• [Data excerpts]:
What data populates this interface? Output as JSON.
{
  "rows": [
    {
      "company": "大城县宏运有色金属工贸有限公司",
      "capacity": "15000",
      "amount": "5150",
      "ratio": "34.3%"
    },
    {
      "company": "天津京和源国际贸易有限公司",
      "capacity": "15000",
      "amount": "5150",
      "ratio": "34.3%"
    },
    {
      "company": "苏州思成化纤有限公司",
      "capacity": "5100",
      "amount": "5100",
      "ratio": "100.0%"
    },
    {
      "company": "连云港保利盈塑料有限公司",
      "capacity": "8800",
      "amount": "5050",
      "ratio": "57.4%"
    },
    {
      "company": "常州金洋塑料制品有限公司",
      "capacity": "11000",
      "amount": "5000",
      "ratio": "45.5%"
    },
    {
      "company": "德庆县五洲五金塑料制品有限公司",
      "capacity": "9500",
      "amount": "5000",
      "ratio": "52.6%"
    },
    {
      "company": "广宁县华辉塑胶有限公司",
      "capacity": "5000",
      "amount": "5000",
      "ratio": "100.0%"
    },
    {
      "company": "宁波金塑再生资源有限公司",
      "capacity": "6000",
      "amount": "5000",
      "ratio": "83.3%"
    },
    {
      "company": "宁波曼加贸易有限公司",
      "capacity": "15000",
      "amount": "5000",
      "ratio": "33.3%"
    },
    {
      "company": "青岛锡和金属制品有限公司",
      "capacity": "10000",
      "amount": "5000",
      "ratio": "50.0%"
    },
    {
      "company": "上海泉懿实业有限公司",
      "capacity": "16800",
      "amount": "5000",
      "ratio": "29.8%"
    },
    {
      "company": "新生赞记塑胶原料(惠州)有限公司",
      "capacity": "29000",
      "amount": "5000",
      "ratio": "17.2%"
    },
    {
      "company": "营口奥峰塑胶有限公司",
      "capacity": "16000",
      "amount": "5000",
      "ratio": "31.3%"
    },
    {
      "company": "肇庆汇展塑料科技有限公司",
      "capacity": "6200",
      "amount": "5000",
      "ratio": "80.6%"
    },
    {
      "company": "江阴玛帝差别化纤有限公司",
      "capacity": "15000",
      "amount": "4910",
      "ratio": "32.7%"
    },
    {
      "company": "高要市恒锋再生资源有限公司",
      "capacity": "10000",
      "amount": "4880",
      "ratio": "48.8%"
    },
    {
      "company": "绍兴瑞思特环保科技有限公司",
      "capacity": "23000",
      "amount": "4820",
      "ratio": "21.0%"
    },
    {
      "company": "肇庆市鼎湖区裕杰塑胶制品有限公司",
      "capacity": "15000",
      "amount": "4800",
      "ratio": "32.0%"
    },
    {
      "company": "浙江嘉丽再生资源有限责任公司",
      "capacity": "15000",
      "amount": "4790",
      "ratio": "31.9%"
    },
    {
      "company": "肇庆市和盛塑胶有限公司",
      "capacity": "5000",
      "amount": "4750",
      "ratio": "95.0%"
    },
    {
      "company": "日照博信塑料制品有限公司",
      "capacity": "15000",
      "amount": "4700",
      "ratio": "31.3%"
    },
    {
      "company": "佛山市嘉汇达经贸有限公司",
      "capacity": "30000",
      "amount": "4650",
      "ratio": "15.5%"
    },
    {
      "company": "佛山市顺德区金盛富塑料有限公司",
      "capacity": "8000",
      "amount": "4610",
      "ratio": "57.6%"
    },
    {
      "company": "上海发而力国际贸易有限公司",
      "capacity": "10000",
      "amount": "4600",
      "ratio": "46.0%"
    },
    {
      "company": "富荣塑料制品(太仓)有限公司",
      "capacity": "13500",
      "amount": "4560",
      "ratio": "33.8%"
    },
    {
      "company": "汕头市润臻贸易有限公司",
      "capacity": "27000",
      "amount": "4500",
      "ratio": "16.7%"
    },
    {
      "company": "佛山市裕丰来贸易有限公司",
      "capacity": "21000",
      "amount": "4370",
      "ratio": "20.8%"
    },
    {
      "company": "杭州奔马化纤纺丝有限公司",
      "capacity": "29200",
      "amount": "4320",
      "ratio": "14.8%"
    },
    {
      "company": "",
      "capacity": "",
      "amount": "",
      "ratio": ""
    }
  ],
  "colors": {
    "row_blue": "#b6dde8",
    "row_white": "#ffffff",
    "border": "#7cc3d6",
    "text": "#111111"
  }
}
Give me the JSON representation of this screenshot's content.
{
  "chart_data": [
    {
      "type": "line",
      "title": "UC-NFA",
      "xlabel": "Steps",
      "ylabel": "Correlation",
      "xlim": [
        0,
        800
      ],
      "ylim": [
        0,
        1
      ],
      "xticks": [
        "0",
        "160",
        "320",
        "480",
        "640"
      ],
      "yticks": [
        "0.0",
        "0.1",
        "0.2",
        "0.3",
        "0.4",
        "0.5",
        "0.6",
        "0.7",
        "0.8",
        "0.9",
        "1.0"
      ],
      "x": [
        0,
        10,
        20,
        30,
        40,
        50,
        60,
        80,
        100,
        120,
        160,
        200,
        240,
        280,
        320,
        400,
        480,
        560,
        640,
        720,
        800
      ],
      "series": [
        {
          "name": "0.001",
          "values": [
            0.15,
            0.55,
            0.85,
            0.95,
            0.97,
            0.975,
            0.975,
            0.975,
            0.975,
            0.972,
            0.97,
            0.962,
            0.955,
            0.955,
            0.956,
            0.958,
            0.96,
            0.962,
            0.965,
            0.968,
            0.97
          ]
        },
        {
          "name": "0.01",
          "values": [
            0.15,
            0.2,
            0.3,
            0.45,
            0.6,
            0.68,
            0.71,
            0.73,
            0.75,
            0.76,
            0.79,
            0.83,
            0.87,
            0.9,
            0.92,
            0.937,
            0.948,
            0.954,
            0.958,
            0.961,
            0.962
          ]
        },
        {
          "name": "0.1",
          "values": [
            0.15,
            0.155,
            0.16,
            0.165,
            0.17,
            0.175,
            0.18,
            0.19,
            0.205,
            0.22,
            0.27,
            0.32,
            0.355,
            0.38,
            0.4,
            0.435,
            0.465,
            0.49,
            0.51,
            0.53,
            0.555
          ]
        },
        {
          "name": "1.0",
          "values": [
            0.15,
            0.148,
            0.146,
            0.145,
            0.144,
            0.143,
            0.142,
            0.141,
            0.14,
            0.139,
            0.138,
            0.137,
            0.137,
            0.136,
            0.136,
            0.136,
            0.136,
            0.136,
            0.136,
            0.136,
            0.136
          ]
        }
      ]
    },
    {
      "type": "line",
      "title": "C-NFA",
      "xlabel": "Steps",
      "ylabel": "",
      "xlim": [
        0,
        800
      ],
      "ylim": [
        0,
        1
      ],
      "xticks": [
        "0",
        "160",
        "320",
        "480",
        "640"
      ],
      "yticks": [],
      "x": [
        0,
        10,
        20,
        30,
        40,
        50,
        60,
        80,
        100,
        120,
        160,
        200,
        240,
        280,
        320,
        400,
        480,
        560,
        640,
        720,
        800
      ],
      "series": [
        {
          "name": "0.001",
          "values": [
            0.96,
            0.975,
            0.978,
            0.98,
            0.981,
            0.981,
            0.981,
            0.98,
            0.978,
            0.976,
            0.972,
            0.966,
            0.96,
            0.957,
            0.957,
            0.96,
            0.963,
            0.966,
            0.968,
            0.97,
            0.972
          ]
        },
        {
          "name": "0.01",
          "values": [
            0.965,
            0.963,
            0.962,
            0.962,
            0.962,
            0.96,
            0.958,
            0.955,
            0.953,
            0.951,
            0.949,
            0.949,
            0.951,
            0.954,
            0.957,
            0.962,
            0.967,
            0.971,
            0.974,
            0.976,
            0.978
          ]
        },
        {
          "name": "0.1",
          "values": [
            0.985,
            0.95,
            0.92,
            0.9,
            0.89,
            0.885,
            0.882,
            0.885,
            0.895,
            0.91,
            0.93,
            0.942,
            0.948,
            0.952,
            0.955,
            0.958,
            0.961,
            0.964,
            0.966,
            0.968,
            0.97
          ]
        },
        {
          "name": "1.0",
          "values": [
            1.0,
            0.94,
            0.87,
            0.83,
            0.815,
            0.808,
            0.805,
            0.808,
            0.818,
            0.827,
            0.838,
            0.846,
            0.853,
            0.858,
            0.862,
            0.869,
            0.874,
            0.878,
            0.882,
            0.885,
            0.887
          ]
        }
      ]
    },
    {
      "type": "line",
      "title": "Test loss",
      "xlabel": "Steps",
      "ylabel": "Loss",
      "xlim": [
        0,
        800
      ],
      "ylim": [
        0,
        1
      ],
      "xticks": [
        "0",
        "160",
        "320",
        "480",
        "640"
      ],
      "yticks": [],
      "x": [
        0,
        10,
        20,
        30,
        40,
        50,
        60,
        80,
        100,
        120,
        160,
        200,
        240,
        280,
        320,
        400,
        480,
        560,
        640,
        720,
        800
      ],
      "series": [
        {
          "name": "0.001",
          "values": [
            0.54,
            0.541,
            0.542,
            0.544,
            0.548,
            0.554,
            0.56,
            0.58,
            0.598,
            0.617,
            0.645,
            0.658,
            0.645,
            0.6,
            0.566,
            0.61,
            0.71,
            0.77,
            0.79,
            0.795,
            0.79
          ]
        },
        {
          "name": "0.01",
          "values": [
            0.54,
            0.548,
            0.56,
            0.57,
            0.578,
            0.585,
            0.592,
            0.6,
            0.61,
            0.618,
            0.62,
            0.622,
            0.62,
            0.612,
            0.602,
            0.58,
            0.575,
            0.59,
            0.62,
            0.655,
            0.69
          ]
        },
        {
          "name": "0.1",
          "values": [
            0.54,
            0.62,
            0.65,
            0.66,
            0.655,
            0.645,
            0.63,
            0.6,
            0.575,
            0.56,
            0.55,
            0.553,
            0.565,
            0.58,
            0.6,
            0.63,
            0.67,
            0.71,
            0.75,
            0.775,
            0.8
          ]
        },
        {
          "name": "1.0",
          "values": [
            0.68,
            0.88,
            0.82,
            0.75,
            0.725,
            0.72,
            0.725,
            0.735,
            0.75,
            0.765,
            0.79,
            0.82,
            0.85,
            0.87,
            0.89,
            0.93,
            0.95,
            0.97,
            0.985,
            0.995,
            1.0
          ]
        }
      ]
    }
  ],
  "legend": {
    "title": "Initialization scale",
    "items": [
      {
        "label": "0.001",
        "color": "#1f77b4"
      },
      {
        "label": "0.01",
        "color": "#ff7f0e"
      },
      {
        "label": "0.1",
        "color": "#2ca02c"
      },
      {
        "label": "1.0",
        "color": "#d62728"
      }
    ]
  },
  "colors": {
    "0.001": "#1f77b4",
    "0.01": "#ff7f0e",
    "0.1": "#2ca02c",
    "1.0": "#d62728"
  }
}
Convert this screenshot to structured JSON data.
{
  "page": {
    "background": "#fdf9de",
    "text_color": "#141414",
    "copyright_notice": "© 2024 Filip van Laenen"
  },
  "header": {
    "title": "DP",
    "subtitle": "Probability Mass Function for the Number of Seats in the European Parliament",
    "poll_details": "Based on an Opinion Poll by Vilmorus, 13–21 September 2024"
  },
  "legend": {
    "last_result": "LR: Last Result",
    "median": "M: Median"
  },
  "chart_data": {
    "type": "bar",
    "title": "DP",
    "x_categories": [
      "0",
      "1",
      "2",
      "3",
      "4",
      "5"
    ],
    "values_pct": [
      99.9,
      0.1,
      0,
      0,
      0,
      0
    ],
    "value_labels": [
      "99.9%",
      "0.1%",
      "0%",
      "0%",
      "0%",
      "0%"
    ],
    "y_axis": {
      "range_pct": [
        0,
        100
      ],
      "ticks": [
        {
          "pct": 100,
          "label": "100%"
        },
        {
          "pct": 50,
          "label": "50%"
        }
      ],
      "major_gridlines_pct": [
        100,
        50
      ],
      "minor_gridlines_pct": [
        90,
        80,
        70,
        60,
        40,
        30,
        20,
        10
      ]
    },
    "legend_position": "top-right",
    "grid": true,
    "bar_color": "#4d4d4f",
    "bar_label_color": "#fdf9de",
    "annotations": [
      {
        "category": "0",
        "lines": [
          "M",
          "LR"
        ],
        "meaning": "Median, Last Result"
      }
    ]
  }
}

• [Exercise details]: Copy exactly the line containing "Convert this screenshot" and every line after it, ending with the last line of the records above.

• [Written solution]:
Convert this screenshot to structured JSON data.
{
  "page": {
    "background": "#fdf9de",
    "text_color": "#141414",
    "copyright_notice": "© 2024 Filip van Laenen"
  },
  "header": {
    "title": "DP",
    "subtitle": "Probability Mass Function for the Number of Seats in the European Parliament",
    "poll_details": "Based on an Opinion Poll by Vilmorus, 13–21 September 2024"
  },
  "legend": {
    "last_result": "LR: Last Result",
    "median": "M: Median"
  },
  "chart_data": {
    "type": "bar",
    "title": "DP",
    "x_categories": [
      "0",
      "1",
      "2",
      "3",
      "4",
      "5"
    ],
    "values_pct": [
      99.9,
      0.1,
      0,
      0,
      0,
      0
    ],
    "value_labels": [
      "99.9%",
      "0.1%",
      "0%",
      "0%",
      "0%",
      "0%"
    ],
    "y_axis": {
      "range_pct": [
        0,
        100
      ],
      "ticks": [
        {
          "pct": 100,
          "label": "100%"
        },
        {
          "pct": 50,
          "label": "50%"
        }
      ],
      "major_gridlines_pct": [
        100,
        50
      ],
      "minor_gridlines_pct": [
        90,
        80,
        70,
        60,
        40,
        30,
        20,
        10
      ]
    },
    "legend_position": "top-right",
    "grid": true,
    "bar_color": "#4d4d4f",
    "bar_label_color": "#fdf9de",
    "annotations": [
      {
        "category": "0",
        "lines": [
          "M",
          "LR"
        ],
        "meaning": "Median, Last Result"
      }
    ]
  }
}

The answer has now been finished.